PROBLEM TO SOLVE:
Set the following entries down again exactly, line by line.

═══ STORED ROWS ═══

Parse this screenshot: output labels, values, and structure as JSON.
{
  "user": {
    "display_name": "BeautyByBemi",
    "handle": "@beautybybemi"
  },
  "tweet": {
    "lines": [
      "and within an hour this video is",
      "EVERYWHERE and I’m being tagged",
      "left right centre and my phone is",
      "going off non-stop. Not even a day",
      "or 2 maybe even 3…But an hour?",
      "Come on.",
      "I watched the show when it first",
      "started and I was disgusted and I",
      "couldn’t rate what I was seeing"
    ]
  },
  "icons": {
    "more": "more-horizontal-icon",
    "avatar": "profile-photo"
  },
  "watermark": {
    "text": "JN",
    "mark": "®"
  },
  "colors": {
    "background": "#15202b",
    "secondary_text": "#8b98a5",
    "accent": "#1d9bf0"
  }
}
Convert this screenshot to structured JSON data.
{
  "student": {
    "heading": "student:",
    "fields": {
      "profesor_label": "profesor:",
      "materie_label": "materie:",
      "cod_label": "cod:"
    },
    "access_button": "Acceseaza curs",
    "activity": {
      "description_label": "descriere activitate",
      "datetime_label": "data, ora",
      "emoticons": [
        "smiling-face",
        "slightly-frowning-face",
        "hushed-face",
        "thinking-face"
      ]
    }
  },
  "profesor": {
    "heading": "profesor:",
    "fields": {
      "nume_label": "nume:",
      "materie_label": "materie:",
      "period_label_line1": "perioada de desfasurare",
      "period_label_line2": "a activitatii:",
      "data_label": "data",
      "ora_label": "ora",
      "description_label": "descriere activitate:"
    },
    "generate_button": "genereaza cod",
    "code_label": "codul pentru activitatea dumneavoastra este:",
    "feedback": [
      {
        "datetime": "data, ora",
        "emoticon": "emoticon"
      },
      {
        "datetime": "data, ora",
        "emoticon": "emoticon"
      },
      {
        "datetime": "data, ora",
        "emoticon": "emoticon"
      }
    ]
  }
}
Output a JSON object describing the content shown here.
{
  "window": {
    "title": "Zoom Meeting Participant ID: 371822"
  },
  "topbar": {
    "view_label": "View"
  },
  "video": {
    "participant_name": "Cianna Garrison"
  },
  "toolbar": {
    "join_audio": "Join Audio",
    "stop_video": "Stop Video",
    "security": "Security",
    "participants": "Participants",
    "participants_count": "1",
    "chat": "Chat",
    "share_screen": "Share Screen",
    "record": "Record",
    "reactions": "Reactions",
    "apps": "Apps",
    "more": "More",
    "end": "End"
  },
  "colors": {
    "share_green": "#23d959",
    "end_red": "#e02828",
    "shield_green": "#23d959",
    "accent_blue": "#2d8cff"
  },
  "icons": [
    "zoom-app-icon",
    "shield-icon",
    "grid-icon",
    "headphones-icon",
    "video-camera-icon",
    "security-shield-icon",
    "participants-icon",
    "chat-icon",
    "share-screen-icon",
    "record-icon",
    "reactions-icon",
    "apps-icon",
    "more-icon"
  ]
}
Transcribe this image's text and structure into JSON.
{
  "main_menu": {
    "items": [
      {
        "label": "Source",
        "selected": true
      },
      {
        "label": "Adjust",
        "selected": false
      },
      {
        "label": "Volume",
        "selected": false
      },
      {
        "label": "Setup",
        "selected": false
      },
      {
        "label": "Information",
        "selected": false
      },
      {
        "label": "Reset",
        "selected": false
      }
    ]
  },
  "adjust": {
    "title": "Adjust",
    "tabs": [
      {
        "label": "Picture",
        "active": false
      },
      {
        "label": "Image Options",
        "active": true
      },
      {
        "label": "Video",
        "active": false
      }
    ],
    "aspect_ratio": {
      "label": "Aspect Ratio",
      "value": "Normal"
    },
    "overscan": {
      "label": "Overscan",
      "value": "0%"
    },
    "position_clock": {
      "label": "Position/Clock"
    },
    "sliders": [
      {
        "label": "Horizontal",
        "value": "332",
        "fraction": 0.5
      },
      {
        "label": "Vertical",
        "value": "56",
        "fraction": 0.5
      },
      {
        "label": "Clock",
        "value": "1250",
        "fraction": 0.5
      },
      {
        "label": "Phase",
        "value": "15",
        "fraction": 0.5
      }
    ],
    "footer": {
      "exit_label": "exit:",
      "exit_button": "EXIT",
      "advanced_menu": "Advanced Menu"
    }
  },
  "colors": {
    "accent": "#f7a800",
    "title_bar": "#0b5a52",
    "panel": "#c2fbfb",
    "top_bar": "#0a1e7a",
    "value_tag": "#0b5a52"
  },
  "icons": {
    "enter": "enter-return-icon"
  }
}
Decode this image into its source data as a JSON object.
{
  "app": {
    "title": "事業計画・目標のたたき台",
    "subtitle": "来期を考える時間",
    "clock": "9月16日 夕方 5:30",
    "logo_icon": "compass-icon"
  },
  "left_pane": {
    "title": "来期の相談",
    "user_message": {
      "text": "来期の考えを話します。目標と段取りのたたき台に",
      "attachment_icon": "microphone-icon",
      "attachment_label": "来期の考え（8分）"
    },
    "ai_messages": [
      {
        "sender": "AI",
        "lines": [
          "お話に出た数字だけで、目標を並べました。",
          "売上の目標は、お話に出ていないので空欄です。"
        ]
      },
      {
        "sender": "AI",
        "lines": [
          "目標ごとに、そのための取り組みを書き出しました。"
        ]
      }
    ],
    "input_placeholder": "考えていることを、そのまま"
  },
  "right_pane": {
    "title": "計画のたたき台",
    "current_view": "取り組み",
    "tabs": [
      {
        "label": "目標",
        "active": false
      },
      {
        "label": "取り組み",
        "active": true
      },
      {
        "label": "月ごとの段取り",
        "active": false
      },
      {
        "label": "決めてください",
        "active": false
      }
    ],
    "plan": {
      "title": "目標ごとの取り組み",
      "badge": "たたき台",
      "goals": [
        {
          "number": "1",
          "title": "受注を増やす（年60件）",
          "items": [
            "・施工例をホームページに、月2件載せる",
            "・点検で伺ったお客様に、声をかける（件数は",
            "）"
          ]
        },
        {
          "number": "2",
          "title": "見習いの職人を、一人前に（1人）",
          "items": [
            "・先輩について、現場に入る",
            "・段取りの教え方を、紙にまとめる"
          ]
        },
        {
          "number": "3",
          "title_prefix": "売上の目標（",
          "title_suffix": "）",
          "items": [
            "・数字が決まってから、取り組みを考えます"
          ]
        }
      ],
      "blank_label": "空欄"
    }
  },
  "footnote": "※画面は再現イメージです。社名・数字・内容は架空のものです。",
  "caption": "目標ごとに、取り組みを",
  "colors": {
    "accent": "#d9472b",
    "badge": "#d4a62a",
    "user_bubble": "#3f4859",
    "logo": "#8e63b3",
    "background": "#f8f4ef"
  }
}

═══

EXERCISE OUTPUT:
Parse this screenshot: output labels, values, and structure as JSON.
{
  "user": {
    "display_name": "BeautyByBemi",
    "handle": "@beautybybemi"
  },
  "tweet": {
    "lines": [
      "and within an hour this video is",
      "EVERYWHERE and I’m being tagged",
      "left right centre and my phone is",
      "going off non-stop. Not even a day",
      "or 2 maybe even 3…But an hour?",
      "Come on.",
      "I watched the show when it first",
      "started and I was disgusted and I",
      "couldn’t rate what I was seeing"
    ]
  },
  "icons": {
    "more": "more-horizontal-icon",
    "avatar": "profile-photo"
  },
  "watermark": {
    "text": "JN",
    "mark": "®"
  },
  "colors": {
    "background": "#15202b",
    "secondary_text": "#8b98a5",
    "accent": "#1d9bf0"
  }
}
Convert this screenshot to structured JSON data.
{
  "student": {
    "heading": "student:",
    "fields": {
      "profesor_label": "profesor:",
      "materie_label": "materie:",
      "cod_label": "cod:"
    },
    "access_button": "Acceseaza curs",
    "activity": {
      "description_label": "descriere activitate",
      "datetime_label": "data, ora",
      "emoticons": [
        "smiling-face",
        "slightly-frowning-face",
        "hushed-face",
        "thinking-face"
      ]
    }
  },
  "profesor": {
    "heading": "profesor:",
    "fields": {
      "nume_label": "nume:",
      "materie_label": "materie:",
      "period_label_line1": "perioada de desfasurare",
      "period_label_line2": "a activitatii:",
      "data_label": "data",
      "ora_label": "ora",
      "description_label": "descriere activitate:"
    },
    "generate_button": "genereaza cod",
    "code_label": "codul pentru activitatea dumneavoastra este:",
    "feedback": [
      {
        "datetime": "data, ora",
        "emoticon": "emoticon"
      },
      {
        "datetime": "data, ora",
        "emoticon": "emoticon"
      },
      {
        "datetime": "data, ora",
        "emoticon": "emoticon"
      }
    ]
  }
}
Output a JSON object describing the content shown here.
{
  "window": {
    "title": "Zoom Meeting Participant ID: 371822"
  },
  "topbar": {
    "view_label": "View"
  },
  "video": {
    "participant_name": "Cianna Garrison"
  },
  "toolbar": {
    "join_audio": "Join Audio",
    "stop_video": "Stop Video",
    "security": "Security",
    "participants": "Participants",
    "participants_count": "1",
    "chat": "Chat",
    "share_screen": "Share Screen",
    "record": "Record",
    "reactions": "Reactions",
    "apps": "Apps",
    "more": "More",
    "end": "End"
  },
  "colors": {
    "share_green": "#23d959",
    "end_red": "#e02828",
    "shield_green": "#23d959",
    "accent_blue": "#2d8cff"
  },
  "icons": [
    "zoom-app-icon",
    "shield-icon",
    "grid-icon",
    "headphones-icon",
    "video-camera-icon",
    "security-shield-icon",
    "participants-icon",
    "chat-icon",
    "share-screen-icon",
    "record-icon",
    "reactions-icon",
    "apps-icon",
    "more-icon"
  ]
}
Transcribe this image's text and structure into JSON.
{
  "main_menu": {
    "items": [
      {
        "label": "Source",
        "selected": true
      },
      {
        "label": "Adjust",
        "selected": false
      },
      {
        "label": "Volume",
        "selected": false
      },
      {
        "label": "Setup",
        "selected": false
      },
      {
        "label": "Information",
        "selected": false
      },
      {
        "label": "Reset",
        "selected": false
      }
    ]
  },
  "adjust": {
    "title": "Adjust",
    "tabs": [
      {
        "label": "Picture",
        "active": false
      },
      {
        "label": "Image Options",
        "active": true
      },
      {
        "label": "Video",
        "active": false
      }
    ],
    "aspect_ratio": {
      "label": "Aspect Ratio",
      "value": "Normal"
    },
    "overscan": {
      "label": "Overscan",
      "value": "0%"
    },
    "position_clock": {
      "label": "Position/Clock"
    },
    "sliders": [
      {
        "label": "Horizontal",
        "value": "332",
        "fraction": 0.5
      },
      {
        "label": "Vertical",
        "value": "56",
        "fraction": 0.5
      },
      {
        "label": "Clock",
        "value": "1250",
        "fraction": 0.5
      },
      {
        "label": "Phase",
        "value": "15",
        "fraction": 0.5
      }
    ],
    "footer": {
      "exit_label": "exit:",
      "exit_button": "EXIT",
      "advanced_menu": "Advanced Menu"
    }
  },
  "colors": {
    "accent": "#f7a800",
    "title_bar": "#0b5a52",
    "panel": "#c2fbfb",
    "top_bar": "#0a1e7a",
    "value_tag": "#0b5a52"
  },
  "icons": {
    "enter": "enter-return-icon"
  }
}
Decode this image into its source data as a JSON object.
{
  "app": {
    "title": "事業計画・目標のたたき台",
    "subtitle": "来期を考える時間",
    "clock": "9月16日 夕方 5:30",
    "logo_icon": "compass-icon"
  },
  "left_pane": {
    "title": "来期の相談",
    "user_message": {
      "text": "来期の考えを話します。目標と段取りのたたき台に",
      "attachment_icon": "microphone-icon",
      "attachment_label": "来期の考え（8分）"
    },
    "ai_messages": [
      {
        "sender": "AI",
        "lines": [
          "お話に出た数字だけで、目標を並べました。",
          "売上の目標は、お話に出ていないので空欄です。"
        ]
      },
      {
        "sender": "AI",
        "lines": [
          "目標ごとに、そのための取り組みを書き出しました。"
        ]
      }
    ],
    "input_placeholder": "考えていることを、そのまま"
  },
  "right_pane": {
    "title": "計画のたたき台",
    "current_view": "取り組み",
    "tabs": [
      {
        "label": "目標",
        "active": false
      },
      {
        "label": "取り組み",
        "active": true
      },
      {
        "label": "月ごとの段取り",
        "active": false
      },
      {
        "label": "決めてください",
        "active": false
      }
    ],
    "plan": {
      "title": "目標ごとの取り組み",
      "badge": "たたき台",
      "goals": [
        {
          "number": "1",
          "title": "受注を増やす（年60件）",
          "items": [
            "・施工例をホームページに、月2件載せる",
            "・点検で伺ったお客様に、声をかける（件数は",
            "）"
          ]
        },
        {
          "number": "2",
          "title": "見習いの職人を、一人前に（1人）",
          "items": [
            "・先輩について、現場に入る",
            "・段取りの教え方を、紙にまとめる"
          ]
        },
        {
          "number": "3",
          "title_prefix": "売上の目標（",
          "title_suffix": "）",
          "items": [
            "・数字が決まってから、取り組みを考えます"
          ]
        }
      ],
      "blank_label": "空欄"
    }
  },
  "footnote": "※画面は再現イメージです。社名・数字・内容は架空のものです。",
  "caption": "目標ごとに、取り組みを",
  "colors": {
    "accent": "#d9472b",
    "badge": "#d4a62a",
    "user_bubble": "#3f4859",
    "logo": "#8e63b3",
    "background": "#f8f4ef"
  }
}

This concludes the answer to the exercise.